[start]

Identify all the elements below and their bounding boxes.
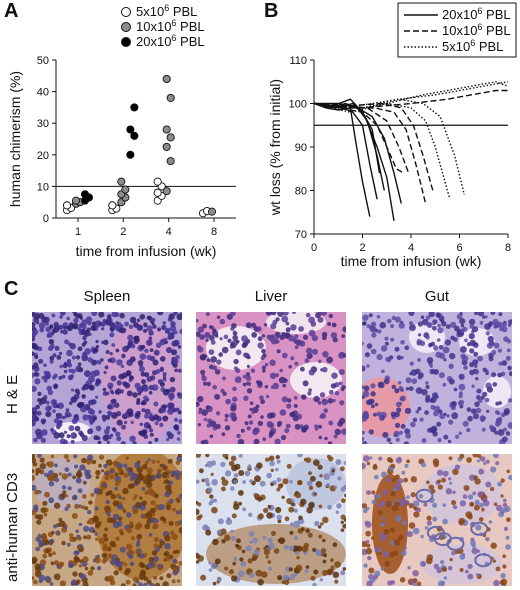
panel-a-legend-label: 10x106 PBL	[136, 18, 205, 34]
panel-a-data-point	[162, 142, 171, 151]
panel-a-data-point	[162, 74, 171, 84]
panel-a-y-tick-label: 0	[43, 213, 49, 225]
panel-a-data-point	[166, 133, 175, 142]
panel-a-legend-label: 20x106 PBL	[136, 33, 205, 49]
panel-b-x-axis-label: time from infusion (wk)	[341, 253, 482, 269]
panel-a-x-tick-label: 2	[120, 226, 126, 238]
panel-b-legend-label: 20x106 PBL	[442, 6, 511, 22]
panel-b-y-tick-label: 70	[295, 229, 307, 241]
column-header-gut: Gut	[424, 288, 450, 305]
panel-b-legend-label: 5x106 PBL	[442, 38, 503, 54]
column-header-liver: Liver	[254, 288, 288, 305]
panel-a-data-point	[108, 201, 117, 210]
panel-b-series-line	[313, 89, 508, 109]
gut-cd3-micrograph	[362, 454, 512, 586]
row-header-cd3: anti-human CD3	[4, 472, 21, 582]
panel-b-x-tick-label: 6	[456, 242, 462, 254]
panel-a-x-axis-label: time from infusion (wk)	[76, 243, 217, 259]
panel-a-x-tick-label: 8	[211, 226, 217, 238]
panel-b-series-line	[313, 98, 465, 195]
panel-b-legend-label: 10x106 PBL	[442, 22, 511, 38]
panel-a-data-point	[162, 125, 171, 134]
panel-a-legend-marker	[121, 37, 131, 47]
panel-a-y-tick-label: 30	[37, 118, 49, 130]
panel-a-data-point	[62, 201, 72, 210]
panel-b-y-axis-label: wt loss (% from initial)	[267, 79, 283, 216]
panel-a-data-point	[153, 188, 162, 197]
panel-a-y-tick-label: 10	[37, 181, 49, 193]
panel-a-y-axis-label: human chimerism (%)	[7, 71, 23, 207]
panel-b-x-tick-label: 8	[505, 242, 511, 254]
panel-b-legend-box	[397, 2, 517, 58]
liver-he-micrograph	[196, 312, 346, 444]
panel-b-series-line	[313, 102, 410, 174]
panel-b-y-tick-label: 100	[289, 99, 307, 111]
panel-a-y-tick-label: 40	[37, 87, 49, 99]
panel-a-y-tick-label: 50	[37, 55, 49, 67]
panel-b-series-line	[313, 102, 371, 217]
panel-b-series-line	[313, 81, 509, 113]
panel-b-x-tick-label: 4	[408, 242, 414, 254]
panel-a-data-point	[166, 93, 175, 102]
gut-he-micrograph	[362, 312, 512, 444]
panel-a-letter: A	[4, 0, 19, 22]
panel-b-series-line	[313, 102, 378, 200]
panel-b-series-line	[313, 102, 434, 191]
panel-b-x-tick-label: 0	[311, 242, 317, 254]
panel-a-data-point	[121, 185, 130, 194]
panel-b-series-line	[313, 102, 451, 200]
panel-a-data-point	[117, 177, 126, 186]
panel-b-series-line	[313, 102, 405, 174]
panel-b-y-tick-label: 80	[295, 186, 307, 198]
panel-a-data-point	[130, 103, 139, 112]
spleen-he-micrograph	[32, 312, 182, 444]
panel-a-legend-label: 5x106 PBL	[136, 3, 197, 19]
panel-a-data-point	[130, 131, 139, 140]
panel-a-data-point	[126, 150, 135, 159]
panel-b-y-tick-label: 90	[295, 142, 307, 154]
panel-b-series-line	[313, 102, 385, 191]
panel-a-y-tick-label: 20	[37, 150, 49, 162]
row-header-he: H & E	[4, 374, 21, 414]
liver-cd3-micrograph	[196, 454, 346, 586]
panel-a-data-point	[80, 190, 90, 199]
panel-c-letter: C	[4, 278, 19, 300]
panel-a-data-point	[126, 125, 135, 134]
panel-b-series-line	[314, 102, 402, 204]
spleen-cd3-micrograph	[32, 454, 182, 586]
panel-b-x-tick-label: 2	[359, 242, 365, 254]
panel-b-letter: B	[264, 0, 279, 22]
panel-b-series-line	[313, 102, 427, 204]
panel-b-series-line	[313, 81, 509, 109]
panel-a-scatter-chart: 0 10 20 30 40 50 1 2 4 8 time from infusion (wk) hu…	[7, 3, 236, 259]
panel-a-data-point	[71, 196, 81, 205]
panel-a-legend-marker	[121, 7, 131, 17]
panel-a-data-point	[166, 157, 175, 166]
panel-a-data-point	[162, 187, 171, 196]
panel-b-y-tick-label: 110	[289, 55, 307, 67]
panel-a-legend-marker	[121, 22, 131, 32]
panel-b-line-chart: 70 80 90 100 110 0 2 4 6 8 time from infusion (wk)…	[267, 2, 517, 269]
panel-a-data-point	[207, 207, 217, 216]
panel-a-x-tick-label: 4	[166, 226, 172, 238]
panel-b-series-line	[313, 102, 395, 222]
panel-a-data-point	[153, 177, 162, 186]
column-header-spleen: Spleen	[83, 288, 131, 305]
panel-a-x-tick-label: 1	[75, 226, 81, 238]
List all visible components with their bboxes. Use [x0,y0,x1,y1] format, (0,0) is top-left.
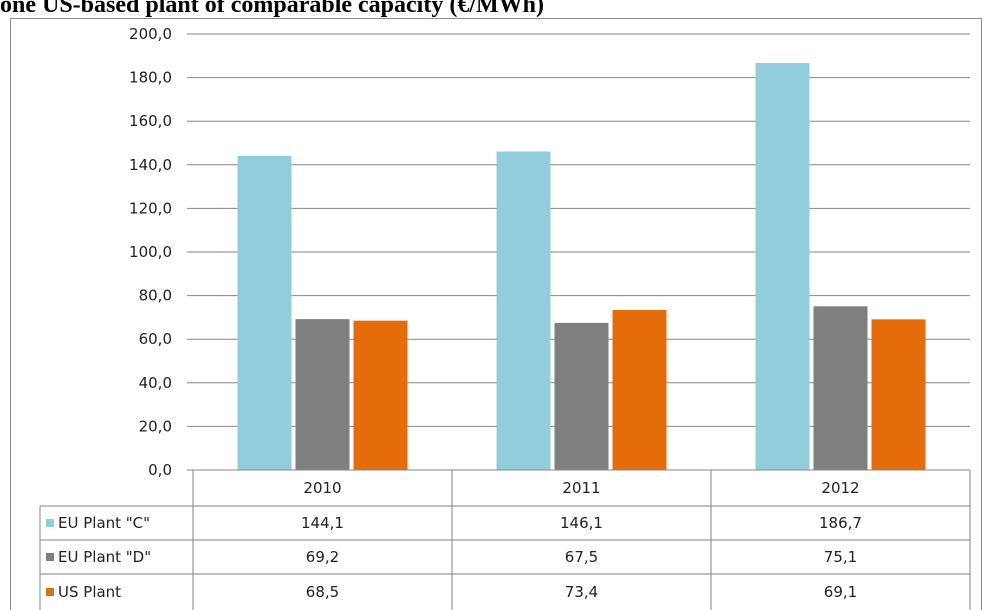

[end]

# [Task requirements]
Put the entries from the line containing "18, 205, 34]" through the line containing "226, 126, 238]" into a JSON list of strings, one string per line, including both of those lines.

# [Expected answer]
[
  "panel-a-legend-label: 10x106 PBL\t[136, 18, 205, 34]",
  "panel-a-data-point\t[162, 142, 171, 151]",
  "panel-a-data-point\t[162, 74, 171, 84]",
  "panel-a-y-tick-label: 0\t[43, 213, 49, 225]",
  "panel-a-data-point\t[166, 133, 175, 142]",
  "panel-a-legend-label: 20x106 PBL\t[136, 33, 205, 49]",
  "panel-b-x-axis-label: time from infusion (wk)\t[341, 253, 482, 269]",
  "panel-a-x-tick-label: 2\t[120, 226, 126, 238]"
]